Copy out every line that contains the word "content".

=== DATA SUPPLIED ===

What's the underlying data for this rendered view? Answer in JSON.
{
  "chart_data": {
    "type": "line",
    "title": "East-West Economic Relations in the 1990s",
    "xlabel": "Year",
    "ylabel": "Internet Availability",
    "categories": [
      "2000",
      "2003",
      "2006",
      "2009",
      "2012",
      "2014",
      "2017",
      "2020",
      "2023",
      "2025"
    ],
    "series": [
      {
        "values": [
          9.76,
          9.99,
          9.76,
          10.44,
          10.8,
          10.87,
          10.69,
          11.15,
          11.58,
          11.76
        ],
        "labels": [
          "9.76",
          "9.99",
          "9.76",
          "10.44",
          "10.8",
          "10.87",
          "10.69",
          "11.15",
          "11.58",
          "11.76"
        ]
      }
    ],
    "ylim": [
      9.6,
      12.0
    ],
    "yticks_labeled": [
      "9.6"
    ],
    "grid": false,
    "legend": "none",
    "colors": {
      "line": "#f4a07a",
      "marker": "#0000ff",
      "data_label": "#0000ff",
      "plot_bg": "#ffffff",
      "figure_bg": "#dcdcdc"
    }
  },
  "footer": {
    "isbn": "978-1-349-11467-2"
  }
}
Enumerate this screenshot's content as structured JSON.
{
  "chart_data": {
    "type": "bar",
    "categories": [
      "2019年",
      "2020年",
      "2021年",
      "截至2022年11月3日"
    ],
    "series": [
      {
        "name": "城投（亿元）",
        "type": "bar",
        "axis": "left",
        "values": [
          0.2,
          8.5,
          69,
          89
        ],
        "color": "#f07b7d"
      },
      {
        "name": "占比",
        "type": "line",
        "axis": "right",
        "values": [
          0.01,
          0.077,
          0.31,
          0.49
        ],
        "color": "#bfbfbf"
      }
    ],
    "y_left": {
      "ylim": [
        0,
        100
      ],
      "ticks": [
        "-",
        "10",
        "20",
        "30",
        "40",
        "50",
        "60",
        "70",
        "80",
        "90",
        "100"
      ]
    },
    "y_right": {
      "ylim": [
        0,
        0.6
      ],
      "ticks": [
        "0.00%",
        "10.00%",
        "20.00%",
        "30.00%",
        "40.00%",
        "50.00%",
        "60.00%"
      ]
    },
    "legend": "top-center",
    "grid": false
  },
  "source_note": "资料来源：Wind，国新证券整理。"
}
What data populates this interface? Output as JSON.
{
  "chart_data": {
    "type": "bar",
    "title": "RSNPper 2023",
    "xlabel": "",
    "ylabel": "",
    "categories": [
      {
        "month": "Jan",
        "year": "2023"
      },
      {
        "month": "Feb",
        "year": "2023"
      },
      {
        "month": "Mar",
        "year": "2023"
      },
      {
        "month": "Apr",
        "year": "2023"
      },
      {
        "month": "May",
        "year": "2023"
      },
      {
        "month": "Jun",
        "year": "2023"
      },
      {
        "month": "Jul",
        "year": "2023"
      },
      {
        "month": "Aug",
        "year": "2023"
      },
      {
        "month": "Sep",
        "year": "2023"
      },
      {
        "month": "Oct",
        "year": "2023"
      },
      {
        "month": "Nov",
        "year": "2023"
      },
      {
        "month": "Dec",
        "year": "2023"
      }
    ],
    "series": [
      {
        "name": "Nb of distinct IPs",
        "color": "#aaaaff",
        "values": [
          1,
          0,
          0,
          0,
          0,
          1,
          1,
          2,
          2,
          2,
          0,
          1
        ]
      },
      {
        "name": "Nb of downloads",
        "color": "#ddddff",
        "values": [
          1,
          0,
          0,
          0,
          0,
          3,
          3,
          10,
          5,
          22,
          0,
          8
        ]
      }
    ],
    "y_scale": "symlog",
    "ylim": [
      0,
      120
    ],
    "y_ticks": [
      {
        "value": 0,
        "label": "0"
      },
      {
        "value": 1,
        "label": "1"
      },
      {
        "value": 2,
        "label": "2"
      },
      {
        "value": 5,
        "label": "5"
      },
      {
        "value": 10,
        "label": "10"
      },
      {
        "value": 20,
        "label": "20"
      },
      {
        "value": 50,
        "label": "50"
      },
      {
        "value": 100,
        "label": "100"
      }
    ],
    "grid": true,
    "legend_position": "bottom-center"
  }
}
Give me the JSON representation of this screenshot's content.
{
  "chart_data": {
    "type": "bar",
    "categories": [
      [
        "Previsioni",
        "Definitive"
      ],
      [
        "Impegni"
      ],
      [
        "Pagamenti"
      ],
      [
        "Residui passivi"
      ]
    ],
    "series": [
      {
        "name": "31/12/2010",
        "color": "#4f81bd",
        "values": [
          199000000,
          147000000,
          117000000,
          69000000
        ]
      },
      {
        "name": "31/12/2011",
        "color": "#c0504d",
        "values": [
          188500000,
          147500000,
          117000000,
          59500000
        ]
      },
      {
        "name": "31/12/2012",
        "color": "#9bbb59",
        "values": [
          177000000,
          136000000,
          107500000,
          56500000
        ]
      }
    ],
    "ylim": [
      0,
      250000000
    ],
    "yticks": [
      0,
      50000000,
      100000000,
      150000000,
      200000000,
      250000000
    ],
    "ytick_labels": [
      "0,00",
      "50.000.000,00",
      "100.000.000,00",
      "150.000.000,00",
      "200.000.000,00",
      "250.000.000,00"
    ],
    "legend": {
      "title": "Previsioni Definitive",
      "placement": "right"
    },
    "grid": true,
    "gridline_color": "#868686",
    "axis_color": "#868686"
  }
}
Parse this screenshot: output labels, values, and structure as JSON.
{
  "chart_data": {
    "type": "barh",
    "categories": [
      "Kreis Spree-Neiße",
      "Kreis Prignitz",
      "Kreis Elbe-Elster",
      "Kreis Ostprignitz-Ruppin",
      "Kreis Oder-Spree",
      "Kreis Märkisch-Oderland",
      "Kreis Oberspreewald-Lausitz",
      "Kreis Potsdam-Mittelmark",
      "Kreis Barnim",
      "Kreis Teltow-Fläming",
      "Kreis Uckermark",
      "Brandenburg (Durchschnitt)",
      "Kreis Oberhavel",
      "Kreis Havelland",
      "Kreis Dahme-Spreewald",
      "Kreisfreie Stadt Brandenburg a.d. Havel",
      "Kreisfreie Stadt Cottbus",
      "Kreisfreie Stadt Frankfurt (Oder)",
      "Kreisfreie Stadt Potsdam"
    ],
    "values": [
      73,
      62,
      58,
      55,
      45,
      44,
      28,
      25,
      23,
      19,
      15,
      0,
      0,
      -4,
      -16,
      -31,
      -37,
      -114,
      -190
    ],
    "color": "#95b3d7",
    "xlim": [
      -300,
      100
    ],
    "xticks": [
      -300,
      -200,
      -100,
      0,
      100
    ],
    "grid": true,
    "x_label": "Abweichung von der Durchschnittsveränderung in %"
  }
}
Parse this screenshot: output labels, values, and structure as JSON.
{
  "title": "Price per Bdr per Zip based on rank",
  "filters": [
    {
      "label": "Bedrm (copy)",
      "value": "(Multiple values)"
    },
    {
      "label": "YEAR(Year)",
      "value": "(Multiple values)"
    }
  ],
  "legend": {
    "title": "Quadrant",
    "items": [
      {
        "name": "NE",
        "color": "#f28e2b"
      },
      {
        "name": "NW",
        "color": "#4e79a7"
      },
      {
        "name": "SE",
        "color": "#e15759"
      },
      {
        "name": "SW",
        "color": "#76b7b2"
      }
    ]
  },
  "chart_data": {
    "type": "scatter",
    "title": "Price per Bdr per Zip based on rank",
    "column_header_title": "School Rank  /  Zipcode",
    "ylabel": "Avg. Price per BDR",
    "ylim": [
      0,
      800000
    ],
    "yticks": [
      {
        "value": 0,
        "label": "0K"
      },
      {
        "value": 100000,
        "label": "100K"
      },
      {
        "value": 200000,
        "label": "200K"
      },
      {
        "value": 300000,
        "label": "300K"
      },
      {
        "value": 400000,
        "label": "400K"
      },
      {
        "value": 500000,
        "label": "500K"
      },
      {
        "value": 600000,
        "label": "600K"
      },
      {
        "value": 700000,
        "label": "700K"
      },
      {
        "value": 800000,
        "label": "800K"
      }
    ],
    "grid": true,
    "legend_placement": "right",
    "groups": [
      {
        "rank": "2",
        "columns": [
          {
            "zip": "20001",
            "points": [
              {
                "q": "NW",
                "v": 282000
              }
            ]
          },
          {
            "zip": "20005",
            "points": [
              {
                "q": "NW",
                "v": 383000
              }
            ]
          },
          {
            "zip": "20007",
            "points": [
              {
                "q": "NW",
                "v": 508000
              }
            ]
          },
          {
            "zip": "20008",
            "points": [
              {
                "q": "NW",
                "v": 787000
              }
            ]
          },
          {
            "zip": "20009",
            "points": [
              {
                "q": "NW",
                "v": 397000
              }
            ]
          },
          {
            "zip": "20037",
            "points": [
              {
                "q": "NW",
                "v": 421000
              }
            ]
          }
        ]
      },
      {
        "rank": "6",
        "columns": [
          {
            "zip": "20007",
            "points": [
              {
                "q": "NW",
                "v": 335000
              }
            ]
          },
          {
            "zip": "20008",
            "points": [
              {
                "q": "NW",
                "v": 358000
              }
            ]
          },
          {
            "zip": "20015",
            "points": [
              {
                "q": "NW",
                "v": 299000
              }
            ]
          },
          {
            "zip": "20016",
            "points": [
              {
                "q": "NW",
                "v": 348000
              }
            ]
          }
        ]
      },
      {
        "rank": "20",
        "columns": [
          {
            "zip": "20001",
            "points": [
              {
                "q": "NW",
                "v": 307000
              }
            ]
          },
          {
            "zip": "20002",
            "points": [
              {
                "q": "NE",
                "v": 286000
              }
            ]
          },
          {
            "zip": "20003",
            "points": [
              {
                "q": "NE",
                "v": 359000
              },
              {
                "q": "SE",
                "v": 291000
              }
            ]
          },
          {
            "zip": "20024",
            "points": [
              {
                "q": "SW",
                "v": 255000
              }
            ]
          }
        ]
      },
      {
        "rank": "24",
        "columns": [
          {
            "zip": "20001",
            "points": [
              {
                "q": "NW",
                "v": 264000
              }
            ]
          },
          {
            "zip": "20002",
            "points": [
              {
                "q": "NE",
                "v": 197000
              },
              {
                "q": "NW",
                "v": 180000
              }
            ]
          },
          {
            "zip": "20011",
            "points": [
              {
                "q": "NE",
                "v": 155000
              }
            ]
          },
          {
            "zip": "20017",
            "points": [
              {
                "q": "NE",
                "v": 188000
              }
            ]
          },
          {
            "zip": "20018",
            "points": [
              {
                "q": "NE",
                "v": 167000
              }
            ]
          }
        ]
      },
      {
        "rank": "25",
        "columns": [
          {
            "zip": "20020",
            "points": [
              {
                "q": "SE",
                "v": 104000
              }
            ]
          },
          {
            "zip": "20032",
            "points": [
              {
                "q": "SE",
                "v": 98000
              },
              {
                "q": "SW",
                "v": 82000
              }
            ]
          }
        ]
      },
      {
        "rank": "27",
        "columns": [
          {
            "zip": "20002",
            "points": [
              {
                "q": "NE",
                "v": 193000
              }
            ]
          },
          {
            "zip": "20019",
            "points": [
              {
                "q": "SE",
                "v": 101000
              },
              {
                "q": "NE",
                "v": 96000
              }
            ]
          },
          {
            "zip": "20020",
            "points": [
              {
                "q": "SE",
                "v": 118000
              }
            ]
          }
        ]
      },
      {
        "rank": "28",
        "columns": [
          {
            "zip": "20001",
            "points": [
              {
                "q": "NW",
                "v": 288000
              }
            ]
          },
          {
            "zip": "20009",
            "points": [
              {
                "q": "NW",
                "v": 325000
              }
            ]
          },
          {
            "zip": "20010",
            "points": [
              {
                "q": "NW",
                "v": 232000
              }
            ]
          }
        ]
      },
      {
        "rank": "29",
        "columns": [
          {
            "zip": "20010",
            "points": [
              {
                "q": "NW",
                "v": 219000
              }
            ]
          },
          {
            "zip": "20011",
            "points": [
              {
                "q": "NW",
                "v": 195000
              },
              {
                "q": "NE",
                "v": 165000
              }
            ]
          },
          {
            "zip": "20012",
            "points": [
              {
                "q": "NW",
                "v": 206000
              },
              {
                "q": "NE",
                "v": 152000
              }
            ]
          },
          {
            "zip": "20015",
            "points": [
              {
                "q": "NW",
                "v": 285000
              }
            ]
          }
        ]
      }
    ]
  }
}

===

#### COMPLETED EXERCISE
Enumerate this screenshot's content as structured JSON.
Give me the JSON representation of this screenshot's content.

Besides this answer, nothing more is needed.